Please copy each line of the data that includes the string "origin".
BEGIN Available records
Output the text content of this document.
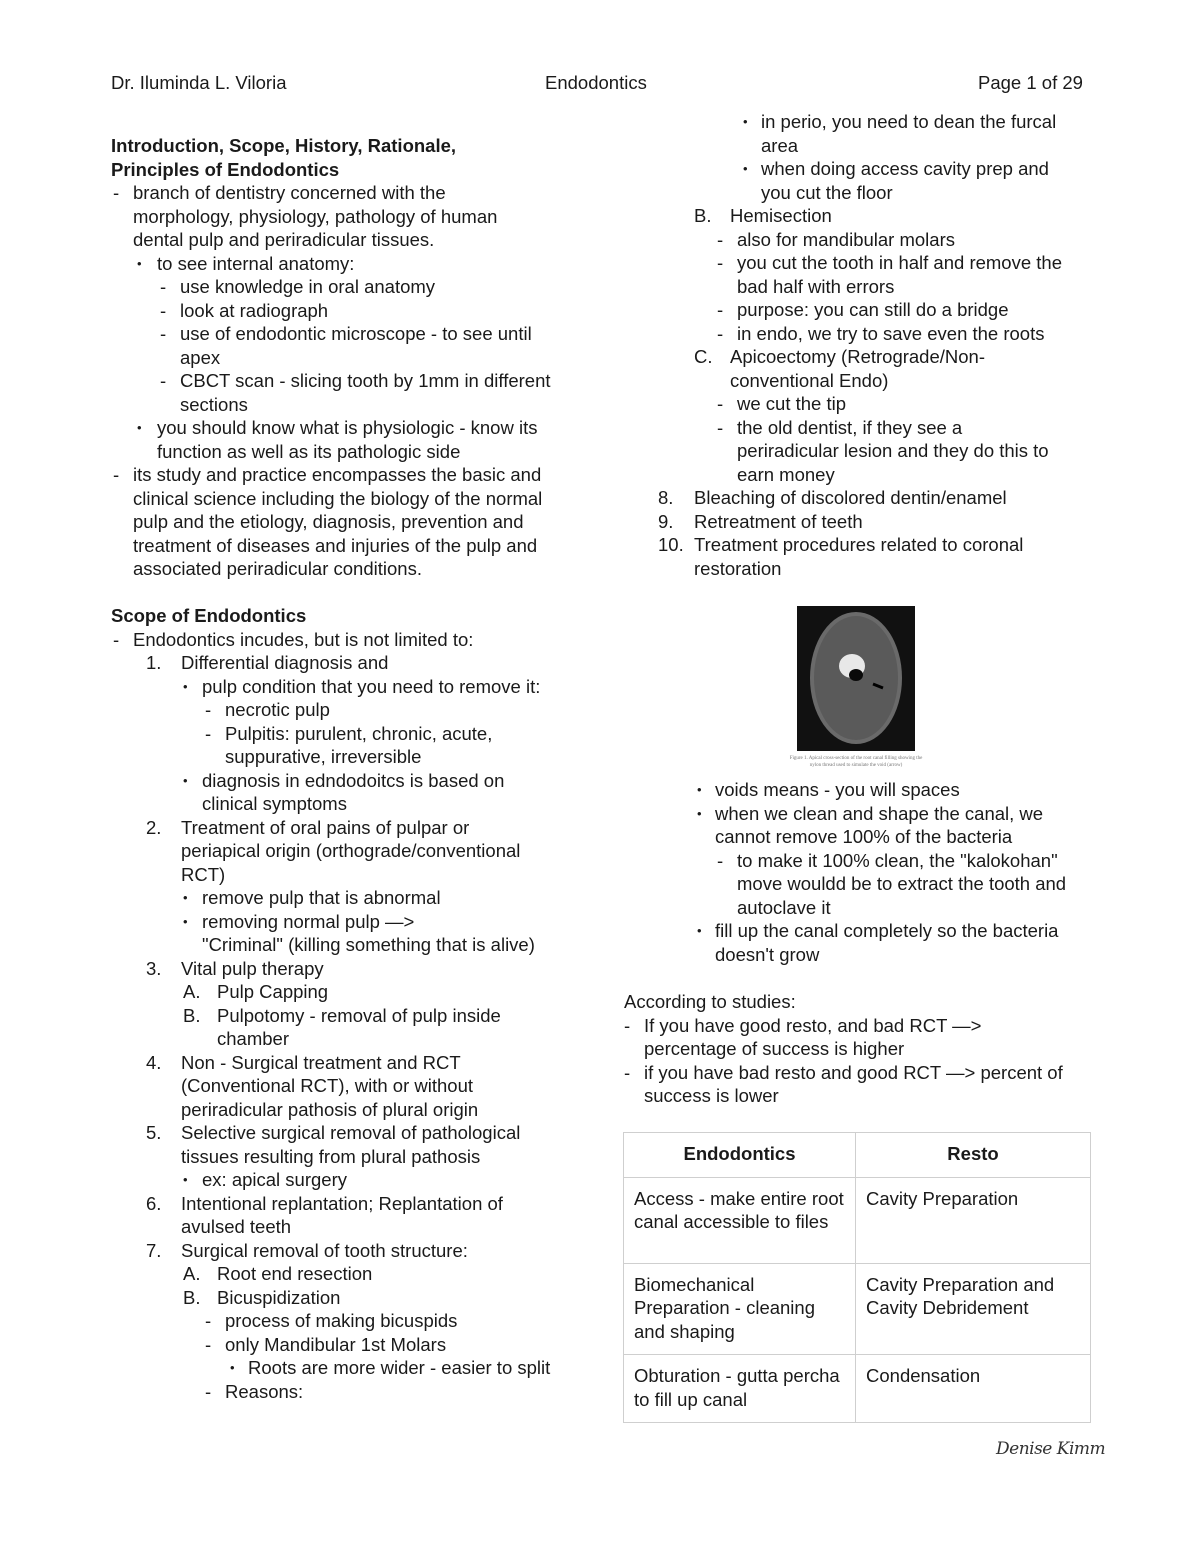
Dr. Iluminda L. Viloria	Endodontics	Page 1 of 29
Introduction, Scope, History, Rationale,
Principles of Endodontics
- branch of dentistry concerned with the
morphology, physiology, pathology of human
dental pulp and periradicular tissues.
• to see internal anatomy:
- use knowledge in oral anatomy
- look at radiograph
- use of endodontic microscope - to see until
apex
- CBCT scan - slicing tooth by 1mm in different
sections
• you should know what is physiologic - know its
function as well as its pathologic side
- its study and practice encompasses the basic and
clinical science including the biology of the normal
pulp and the etiology, diagnosis, prevention and
treatment of diseases and injuries of the pulp and
associated periradicular conditions.
Scope of Endodontics
- Endodontics incudes, but is not limited to:
1. Differential diagnosis and
• pulp condition that you need to remove it:
- necrotic pulp
- Pulpitis: purulent, chronic, acute,
suppurative, irreversible
• diagnosis in edndodoitcs is based on
clinical symptoms
2. Treatment of oral pains of pulpar or
periapical origin (orthograde/conventional
RCT)
• remove pulp that is abnormal
• removing normal pulp —>
"Criminal" (killing something that is alive)
3. Vital pulp therapy
A. Pulp Capping
B. Pulpotomy - removal of pulp inside
chamber
4. Non - Surgical treatment and RCT
(Conventional RCT), with or without
periradicular pathosis of plural origin
5. Selective surgical removal of pathological
tissues resulting from plural pathosis
• ex: apical surgery
6. Intentional replantation; Replantation of
avulsed teeth
7. Surgical removal of tooth structure:
A. Root end resection
B. Bicuspidization
- process of making bicuspids
- only Mandibular 1st Molars
• Roots are more wider - easier to split
- Reasons:
• in perio, you need to dean the furcal
area
• when doing access cavity prep and
you cut the floor
B. Hemisection
- also for mandibular molars
- you cut the tooth in half and remove the
bad half with errors
- purpose: you can still do a bridge
- in endo, we try to save even the roots
C. Apicoectomy (Retrograde/Non-
conventional Endo)
- we cut the tip
- the old dentist, if they see a
periradicular lesion and they do this to
earn money
8. Bleaching of discolored dentin/enamel
9. Retreatment of teeth
10. Treatment procedures related to coronal
restoration
• voids means - you will spaces
• when we clean and shape the canal, we
cannot remove 100% of the bacteria
- to make it 100% clean, the "kalokohan"
move wouldd be to extract the tooth and
autoclave it
• fill up the canal completely so the bacteria
doesn't grow
According to studies:
- If you have good resto, and bad RCT —>
percentage of success is higher
- if you have bad resto and good RCT —> percent of
success is lower
Figure 1. Apical cross-section of the root canal filling showing the nylon thread used to simulate the void (arrow)
Endodontics	Resto
Access - make entire root canal accessible to files	Cavity Preparation
Biomechanical Preparation - cleaning and shaping	Cavity Preparation and Cavity Debridement
Obturation - gutta percha to fill up canal	Condensation
Denise Kimm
END Available records
Written response:
periapical origin (orthograde/conventional
periradicular pathosis of plural origin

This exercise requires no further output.